= Task to complete =
For each line that holds "data", copy the line out.

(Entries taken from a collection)
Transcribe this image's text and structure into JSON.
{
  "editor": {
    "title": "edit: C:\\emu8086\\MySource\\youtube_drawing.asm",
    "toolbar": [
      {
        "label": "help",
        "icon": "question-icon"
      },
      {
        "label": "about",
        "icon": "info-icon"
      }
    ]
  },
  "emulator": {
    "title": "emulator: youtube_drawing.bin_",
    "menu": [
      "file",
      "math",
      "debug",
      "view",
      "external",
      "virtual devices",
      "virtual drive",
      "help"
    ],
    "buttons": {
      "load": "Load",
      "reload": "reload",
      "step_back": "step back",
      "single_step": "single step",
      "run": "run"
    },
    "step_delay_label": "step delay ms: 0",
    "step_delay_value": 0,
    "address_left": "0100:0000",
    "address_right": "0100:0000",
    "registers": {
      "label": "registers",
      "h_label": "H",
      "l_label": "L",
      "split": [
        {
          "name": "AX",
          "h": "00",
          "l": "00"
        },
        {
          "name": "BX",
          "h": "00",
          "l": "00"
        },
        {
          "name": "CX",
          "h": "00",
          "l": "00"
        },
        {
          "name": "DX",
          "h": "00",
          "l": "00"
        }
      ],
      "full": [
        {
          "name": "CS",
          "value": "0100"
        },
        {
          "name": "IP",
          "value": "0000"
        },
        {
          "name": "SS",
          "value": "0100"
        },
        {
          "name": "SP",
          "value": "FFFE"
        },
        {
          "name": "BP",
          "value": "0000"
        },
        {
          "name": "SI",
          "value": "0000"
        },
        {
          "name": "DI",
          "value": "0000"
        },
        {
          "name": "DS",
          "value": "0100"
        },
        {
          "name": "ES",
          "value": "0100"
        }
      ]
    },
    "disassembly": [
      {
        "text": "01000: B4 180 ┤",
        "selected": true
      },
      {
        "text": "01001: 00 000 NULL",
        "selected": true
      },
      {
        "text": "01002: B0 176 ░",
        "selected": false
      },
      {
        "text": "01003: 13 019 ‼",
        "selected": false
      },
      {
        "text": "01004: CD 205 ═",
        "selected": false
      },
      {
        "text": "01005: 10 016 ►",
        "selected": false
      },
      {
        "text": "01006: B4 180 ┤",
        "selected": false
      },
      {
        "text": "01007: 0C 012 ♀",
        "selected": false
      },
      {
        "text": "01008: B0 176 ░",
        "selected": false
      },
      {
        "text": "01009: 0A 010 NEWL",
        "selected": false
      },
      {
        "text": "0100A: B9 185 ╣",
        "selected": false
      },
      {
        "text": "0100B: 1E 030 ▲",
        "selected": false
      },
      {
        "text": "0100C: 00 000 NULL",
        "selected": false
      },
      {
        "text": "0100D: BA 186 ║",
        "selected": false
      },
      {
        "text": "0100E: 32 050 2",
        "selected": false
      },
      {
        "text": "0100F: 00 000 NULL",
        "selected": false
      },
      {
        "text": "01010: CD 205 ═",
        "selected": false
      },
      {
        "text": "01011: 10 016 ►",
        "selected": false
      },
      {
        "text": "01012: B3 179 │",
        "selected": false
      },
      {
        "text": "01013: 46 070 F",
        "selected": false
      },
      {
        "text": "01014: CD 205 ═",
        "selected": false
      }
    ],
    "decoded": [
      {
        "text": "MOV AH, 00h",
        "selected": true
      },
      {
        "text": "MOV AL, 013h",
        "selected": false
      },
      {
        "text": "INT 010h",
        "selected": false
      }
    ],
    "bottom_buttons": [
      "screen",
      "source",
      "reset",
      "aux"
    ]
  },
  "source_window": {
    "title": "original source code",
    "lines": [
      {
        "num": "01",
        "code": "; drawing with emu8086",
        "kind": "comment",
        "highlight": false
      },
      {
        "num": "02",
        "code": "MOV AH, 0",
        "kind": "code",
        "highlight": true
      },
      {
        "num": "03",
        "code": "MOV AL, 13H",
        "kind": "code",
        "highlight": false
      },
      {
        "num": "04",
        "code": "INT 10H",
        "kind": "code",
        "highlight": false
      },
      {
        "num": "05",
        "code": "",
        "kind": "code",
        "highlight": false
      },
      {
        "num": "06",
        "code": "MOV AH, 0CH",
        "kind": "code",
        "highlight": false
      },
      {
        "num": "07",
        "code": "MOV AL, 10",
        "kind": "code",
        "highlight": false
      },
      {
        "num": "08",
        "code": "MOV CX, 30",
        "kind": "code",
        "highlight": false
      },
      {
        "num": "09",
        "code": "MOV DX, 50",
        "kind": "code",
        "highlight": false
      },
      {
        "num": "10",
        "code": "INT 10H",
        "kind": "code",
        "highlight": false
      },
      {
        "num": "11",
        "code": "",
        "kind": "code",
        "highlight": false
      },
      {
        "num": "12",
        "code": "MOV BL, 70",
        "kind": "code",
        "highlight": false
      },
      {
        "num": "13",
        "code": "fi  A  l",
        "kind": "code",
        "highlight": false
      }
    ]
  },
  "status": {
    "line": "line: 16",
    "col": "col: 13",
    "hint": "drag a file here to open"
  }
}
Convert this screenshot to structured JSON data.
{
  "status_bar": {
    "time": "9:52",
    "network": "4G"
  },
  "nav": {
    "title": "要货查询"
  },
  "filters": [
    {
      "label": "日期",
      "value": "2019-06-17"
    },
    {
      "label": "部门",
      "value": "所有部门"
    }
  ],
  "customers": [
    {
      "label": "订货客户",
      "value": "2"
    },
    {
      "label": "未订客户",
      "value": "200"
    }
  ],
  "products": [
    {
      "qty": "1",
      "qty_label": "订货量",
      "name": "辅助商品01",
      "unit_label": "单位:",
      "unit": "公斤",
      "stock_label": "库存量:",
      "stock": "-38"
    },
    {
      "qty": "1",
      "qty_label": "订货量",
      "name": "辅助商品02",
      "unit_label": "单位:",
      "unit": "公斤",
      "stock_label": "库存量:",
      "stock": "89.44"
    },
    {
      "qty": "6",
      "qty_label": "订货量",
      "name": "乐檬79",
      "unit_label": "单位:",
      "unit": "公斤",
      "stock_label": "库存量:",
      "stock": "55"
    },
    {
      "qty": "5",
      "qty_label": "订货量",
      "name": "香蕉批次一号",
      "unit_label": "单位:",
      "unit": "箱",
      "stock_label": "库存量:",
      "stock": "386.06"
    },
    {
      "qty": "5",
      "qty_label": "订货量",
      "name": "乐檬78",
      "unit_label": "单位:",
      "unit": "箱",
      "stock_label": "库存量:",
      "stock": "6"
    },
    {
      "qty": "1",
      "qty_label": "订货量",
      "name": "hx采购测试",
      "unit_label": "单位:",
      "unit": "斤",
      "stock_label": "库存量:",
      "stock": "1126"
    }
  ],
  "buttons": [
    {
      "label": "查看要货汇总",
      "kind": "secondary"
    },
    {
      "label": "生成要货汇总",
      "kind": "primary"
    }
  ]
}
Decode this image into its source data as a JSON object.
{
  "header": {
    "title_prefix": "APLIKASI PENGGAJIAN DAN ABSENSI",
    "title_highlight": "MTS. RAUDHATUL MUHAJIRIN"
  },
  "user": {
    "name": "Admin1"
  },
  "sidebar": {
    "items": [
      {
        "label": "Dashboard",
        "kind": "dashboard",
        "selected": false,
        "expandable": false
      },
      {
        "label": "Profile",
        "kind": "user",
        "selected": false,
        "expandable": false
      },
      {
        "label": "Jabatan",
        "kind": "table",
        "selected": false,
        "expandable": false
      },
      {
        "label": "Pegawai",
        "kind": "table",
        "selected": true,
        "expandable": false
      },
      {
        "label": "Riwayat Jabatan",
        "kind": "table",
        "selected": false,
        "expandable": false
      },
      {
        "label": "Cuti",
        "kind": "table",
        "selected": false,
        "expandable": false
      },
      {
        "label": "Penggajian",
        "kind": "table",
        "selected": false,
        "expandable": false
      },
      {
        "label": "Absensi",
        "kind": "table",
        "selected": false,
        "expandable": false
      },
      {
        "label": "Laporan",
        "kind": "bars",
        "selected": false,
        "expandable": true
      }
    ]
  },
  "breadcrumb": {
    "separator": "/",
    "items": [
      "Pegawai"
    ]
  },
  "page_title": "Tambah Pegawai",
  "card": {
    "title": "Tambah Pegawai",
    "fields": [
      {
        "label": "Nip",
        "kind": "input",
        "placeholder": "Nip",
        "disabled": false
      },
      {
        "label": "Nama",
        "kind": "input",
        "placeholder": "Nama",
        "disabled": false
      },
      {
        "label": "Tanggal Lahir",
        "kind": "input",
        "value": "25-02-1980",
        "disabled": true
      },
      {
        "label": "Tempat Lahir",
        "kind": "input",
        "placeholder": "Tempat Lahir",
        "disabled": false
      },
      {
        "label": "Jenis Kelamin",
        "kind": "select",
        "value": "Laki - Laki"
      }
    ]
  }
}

= Exercise answer =
Convert this screenshot to structured JSON data.
Decode this image into its source data as a JSON object.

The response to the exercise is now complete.